▶

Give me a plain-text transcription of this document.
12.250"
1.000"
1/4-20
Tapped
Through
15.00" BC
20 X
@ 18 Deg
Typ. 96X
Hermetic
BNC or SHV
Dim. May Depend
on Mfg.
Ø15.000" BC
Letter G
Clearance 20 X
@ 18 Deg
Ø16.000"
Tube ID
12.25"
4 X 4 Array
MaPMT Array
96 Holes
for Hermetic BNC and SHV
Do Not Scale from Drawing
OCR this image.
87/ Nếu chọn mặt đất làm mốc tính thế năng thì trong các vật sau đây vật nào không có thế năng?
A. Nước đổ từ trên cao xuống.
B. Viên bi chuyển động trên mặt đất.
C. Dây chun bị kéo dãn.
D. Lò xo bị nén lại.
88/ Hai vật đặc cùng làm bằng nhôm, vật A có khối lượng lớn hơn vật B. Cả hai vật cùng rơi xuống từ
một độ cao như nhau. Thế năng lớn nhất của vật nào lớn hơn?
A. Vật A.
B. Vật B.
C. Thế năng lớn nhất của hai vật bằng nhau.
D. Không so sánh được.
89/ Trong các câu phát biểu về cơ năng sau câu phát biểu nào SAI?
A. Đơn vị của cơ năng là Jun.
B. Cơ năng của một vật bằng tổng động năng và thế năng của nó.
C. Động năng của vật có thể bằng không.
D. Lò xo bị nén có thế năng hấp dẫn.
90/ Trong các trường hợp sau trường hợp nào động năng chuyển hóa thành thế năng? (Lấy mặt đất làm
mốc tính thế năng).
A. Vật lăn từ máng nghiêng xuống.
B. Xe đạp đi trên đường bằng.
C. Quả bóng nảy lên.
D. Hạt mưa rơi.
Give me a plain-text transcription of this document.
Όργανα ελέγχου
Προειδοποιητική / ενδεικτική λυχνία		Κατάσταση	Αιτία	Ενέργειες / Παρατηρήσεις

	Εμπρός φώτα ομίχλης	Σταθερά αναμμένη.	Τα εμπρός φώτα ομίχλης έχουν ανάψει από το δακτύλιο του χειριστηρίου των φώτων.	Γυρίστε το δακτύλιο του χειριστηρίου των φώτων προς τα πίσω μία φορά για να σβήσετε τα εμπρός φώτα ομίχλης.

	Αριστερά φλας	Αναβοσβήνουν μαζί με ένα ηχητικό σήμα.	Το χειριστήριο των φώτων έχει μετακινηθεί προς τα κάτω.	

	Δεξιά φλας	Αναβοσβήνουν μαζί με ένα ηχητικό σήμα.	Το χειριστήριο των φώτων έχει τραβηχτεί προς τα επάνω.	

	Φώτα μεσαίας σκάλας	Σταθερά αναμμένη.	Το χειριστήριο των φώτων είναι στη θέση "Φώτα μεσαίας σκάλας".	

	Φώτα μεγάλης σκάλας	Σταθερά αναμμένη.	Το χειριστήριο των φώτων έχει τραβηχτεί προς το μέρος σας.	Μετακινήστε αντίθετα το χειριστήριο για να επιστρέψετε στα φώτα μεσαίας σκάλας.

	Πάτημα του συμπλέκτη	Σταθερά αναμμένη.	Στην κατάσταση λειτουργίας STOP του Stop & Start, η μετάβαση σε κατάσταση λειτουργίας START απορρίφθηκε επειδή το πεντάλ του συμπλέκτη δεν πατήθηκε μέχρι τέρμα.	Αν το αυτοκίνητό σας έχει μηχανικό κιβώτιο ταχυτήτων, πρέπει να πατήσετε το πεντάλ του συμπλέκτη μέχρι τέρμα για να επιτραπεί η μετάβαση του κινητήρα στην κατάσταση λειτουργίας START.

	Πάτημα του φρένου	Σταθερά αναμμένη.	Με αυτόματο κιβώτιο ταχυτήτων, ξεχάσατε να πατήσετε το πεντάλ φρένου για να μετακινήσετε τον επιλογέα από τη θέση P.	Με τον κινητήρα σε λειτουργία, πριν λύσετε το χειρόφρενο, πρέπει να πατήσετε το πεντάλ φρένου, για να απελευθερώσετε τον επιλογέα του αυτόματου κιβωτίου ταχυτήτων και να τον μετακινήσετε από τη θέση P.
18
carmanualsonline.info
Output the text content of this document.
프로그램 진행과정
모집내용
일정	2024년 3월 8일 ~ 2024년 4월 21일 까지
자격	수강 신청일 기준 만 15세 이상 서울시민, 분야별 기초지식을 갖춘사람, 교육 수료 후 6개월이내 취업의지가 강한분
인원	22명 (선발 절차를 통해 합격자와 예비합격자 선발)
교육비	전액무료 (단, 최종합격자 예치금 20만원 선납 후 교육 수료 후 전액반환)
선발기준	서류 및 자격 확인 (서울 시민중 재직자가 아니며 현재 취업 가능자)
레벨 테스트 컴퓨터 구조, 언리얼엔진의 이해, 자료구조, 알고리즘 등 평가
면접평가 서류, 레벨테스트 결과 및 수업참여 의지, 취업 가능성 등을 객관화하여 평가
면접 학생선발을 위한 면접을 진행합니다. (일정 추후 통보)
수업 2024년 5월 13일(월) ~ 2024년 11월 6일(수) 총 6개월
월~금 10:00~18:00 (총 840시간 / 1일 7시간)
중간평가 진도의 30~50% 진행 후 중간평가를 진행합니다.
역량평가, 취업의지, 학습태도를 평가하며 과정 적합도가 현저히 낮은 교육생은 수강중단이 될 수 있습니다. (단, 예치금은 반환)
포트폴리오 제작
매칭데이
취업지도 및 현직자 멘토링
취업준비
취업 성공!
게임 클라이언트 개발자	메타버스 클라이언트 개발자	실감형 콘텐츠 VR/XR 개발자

◀

Scan the material for lines with the word "σήμα", and copy each line you find.

	Αριστερά φλας	Αναβοσβήνουν μαζί με ένα ηχητικό σήμα.	Το χειριστήριο των φώτων έχει μετακινηθεί προς τα κάτω.	
	Δεξιά φλας	Αναβοσβήνουν μαζί με ένα ηχητικό σήμα.	Το χειριστήριο των φώτων έχει τραβηχτεί προς τα επάνω.	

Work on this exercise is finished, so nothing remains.